What needs to be done — Every line below that mentions the word "name" should be copied out.

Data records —
--------------------

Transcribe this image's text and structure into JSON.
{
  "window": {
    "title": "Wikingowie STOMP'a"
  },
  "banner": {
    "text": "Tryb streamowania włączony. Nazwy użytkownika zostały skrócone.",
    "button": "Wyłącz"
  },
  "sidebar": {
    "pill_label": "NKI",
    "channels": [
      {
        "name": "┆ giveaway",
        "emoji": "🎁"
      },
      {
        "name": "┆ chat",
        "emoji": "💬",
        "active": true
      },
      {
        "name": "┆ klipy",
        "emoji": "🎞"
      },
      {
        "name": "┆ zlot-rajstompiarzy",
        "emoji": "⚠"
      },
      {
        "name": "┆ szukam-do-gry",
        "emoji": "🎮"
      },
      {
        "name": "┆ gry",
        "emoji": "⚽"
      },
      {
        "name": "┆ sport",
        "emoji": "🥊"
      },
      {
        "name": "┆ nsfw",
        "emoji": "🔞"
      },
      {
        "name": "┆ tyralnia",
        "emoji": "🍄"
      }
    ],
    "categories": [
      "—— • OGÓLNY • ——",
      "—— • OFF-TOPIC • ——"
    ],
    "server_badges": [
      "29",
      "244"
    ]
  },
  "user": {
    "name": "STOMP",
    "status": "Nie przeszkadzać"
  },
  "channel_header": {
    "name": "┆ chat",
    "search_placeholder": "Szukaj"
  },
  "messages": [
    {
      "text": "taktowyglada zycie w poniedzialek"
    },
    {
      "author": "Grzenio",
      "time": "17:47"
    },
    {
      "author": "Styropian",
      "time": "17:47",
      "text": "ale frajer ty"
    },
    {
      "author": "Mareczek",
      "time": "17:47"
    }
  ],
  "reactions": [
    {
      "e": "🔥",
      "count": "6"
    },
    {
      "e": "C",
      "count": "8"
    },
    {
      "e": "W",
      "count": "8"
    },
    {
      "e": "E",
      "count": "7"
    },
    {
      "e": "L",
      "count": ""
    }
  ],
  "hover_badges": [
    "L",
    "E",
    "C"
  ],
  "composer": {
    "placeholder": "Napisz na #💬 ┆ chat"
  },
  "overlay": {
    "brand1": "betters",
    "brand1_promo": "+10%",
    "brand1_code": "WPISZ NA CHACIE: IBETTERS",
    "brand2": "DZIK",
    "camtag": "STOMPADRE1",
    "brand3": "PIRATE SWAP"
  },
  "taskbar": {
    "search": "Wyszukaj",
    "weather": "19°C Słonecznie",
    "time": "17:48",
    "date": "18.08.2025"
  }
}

--------------------

The answer —
        "name": "┆ giveaway",
        "name": "┆ chat",
        "name": "┆ klipy",
        "name": "┆ zlot-rajstompiarzy",
        "name": "┆ szukam-do-gry",
        "name": "┆ gry",
        "name": "┆ sport",
        "name": "┆ nsfw",
        "name": "┆ tyralnia",
    "name": "STOMP",
    "name": "┆ chat",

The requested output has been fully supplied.